• [PROBLEM TO WORK ON]: Using the listing below, retype only the lines from the line with "What does this" through the end, both ends included, and exclude the pictures.

##### TASK INPUT

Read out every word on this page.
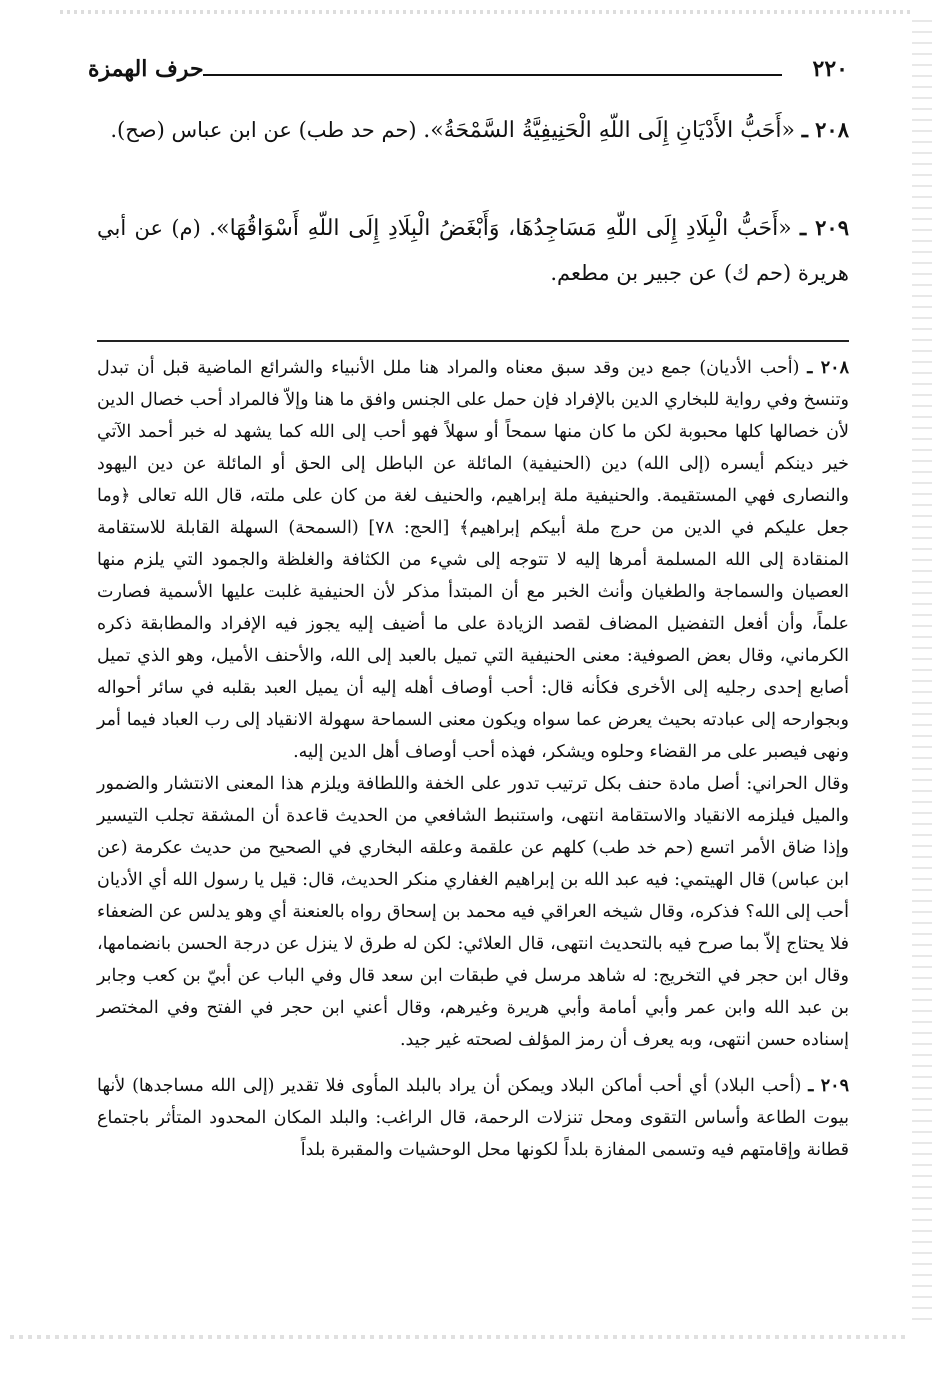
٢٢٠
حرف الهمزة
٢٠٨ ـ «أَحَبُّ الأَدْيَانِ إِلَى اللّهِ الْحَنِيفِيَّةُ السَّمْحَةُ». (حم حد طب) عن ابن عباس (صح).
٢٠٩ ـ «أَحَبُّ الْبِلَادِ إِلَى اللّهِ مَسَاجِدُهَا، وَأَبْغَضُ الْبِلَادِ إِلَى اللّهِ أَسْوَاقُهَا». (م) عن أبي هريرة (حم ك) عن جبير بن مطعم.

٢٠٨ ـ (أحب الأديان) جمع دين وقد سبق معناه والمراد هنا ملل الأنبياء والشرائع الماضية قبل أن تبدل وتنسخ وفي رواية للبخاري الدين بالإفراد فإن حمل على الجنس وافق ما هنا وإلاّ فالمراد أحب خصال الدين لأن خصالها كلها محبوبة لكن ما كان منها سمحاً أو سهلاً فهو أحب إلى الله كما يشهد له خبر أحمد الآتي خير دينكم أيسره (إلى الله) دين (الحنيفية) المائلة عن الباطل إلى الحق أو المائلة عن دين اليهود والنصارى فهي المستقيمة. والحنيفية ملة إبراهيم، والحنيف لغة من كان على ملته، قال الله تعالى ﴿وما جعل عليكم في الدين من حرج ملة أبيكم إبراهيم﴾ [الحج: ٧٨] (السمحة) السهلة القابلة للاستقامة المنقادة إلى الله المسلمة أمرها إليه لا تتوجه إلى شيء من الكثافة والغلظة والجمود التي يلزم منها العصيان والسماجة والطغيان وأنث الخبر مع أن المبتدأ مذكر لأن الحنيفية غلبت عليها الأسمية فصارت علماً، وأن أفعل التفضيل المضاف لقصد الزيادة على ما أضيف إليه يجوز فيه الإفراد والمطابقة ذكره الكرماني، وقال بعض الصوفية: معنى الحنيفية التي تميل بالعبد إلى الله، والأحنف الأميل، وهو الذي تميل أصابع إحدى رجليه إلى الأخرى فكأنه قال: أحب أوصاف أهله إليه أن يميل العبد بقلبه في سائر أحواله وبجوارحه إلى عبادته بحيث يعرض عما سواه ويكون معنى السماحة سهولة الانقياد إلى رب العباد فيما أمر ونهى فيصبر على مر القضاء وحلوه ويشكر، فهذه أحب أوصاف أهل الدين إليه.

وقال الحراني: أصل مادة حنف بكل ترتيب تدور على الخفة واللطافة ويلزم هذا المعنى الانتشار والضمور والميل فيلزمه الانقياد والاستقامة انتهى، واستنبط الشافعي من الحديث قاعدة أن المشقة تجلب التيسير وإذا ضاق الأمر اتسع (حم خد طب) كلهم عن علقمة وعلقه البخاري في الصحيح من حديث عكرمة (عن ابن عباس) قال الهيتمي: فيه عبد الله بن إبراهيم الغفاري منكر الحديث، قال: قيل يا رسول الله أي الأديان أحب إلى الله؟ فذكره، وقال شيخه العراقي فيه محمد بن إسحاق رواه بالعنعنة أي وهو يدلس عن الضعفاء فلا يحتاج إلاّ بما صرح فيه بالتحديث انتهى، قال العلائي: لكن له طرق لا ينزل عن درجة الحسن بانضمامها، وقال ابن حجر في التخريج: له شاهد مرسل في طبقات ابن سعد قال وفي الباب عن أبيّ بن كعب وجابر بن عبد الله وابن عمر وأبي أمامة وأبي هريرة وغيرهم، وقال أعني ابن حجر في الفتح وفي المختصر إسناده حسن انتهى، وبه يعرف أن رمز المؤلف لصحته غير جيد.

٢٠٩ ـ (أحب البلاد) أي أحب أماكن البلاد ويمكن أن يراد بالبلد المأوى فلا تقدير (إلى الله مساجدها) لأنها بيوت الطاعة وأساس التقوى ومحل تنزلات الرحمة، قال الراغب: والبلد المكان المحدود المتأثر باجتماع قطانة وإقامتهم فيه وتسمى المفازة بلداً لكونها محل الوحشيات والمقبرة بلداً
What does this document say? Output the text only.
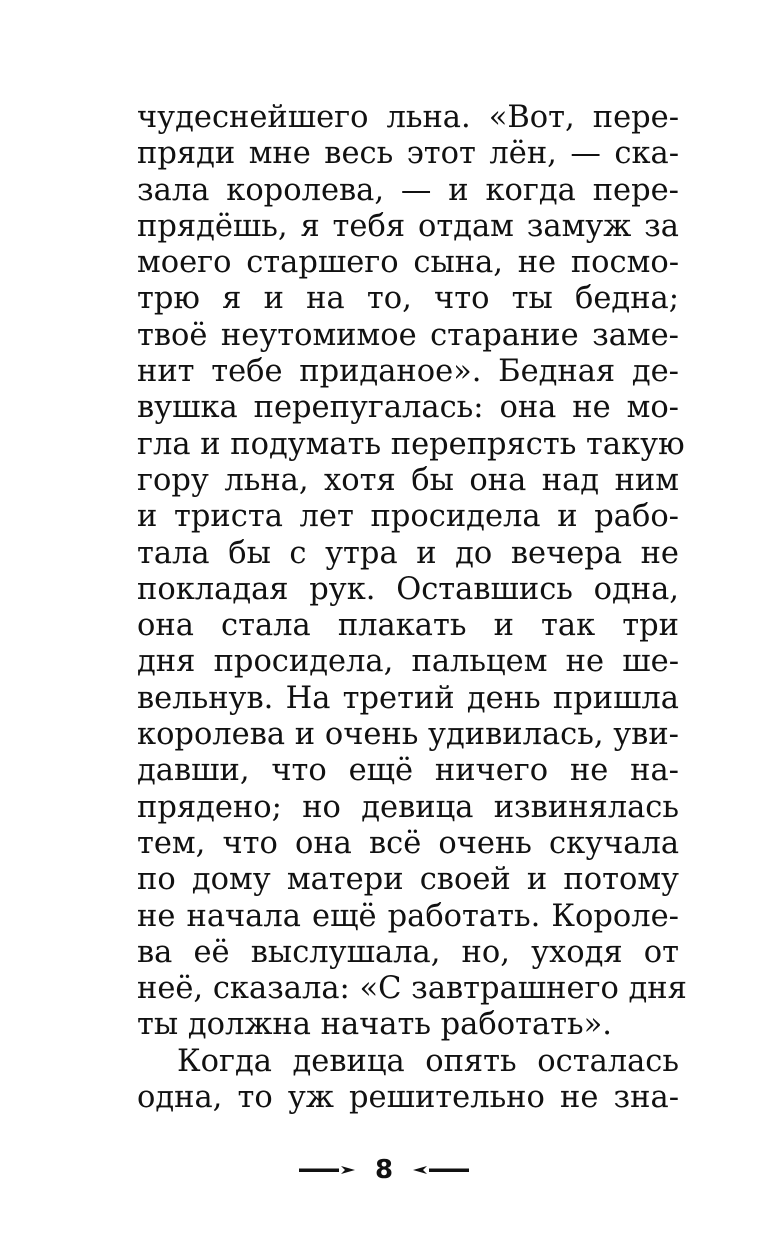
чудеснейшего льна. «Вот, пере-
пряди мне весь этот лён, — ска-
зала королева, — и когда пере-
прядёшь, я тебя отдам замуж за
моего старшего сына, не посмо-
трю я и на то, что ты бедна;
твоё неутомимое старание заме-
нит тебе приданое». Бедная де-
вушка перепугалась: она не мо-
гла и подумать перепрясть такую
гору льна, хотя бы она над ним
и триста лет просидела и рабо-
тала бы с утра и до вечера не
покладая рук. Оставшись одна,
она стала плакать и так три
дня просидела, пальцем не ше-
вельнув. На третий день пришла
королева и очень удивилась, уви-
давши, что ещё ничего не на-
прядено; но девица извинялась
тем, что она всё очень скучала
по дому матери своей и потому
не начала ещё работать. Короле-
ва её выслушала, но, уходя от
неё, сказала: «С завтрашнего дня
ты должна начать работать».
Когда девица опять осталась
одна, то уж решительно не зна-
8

##########

• [TASK OUTPUT]:
What does this document say? Output the text only.
чудеснейшего льна. «Вот, пере-
пряди мне весь этот лён, — ска-
зала королева, — и когда пере-
прядёшь, я тебя отдам замуж за
моего старшего сына, не посмо-
трю я и на то, что ты бедна;
твоё неутомимое старание заме-
нит тебе приданое». Бедная де-
вушка перепугалась: она не мо-
гла и подумать перепрясть такую
гору льна, хотя бы она над ним
и триста лет просидела и рабо-
тала бы с утра и до вечера не
покладая рук. Оставшись одна,
она стала плакать и так три
дня просидела, пальцем не ше-
вельнув. На третий день пришла
королева и очень удивилась, уви-
давши, что ещё ничего не на-
прядено; но девица извинялась
тем, что она всё очень скучала
по дому матери своей и потому
не начала ещё работать. Короле-
ва её выслушала, но, уходя от
неё, сказала: «С завтрашнего дня
ты должна начать работать».
Когда девица опять осталась
одна, то уж решительно не зна-
8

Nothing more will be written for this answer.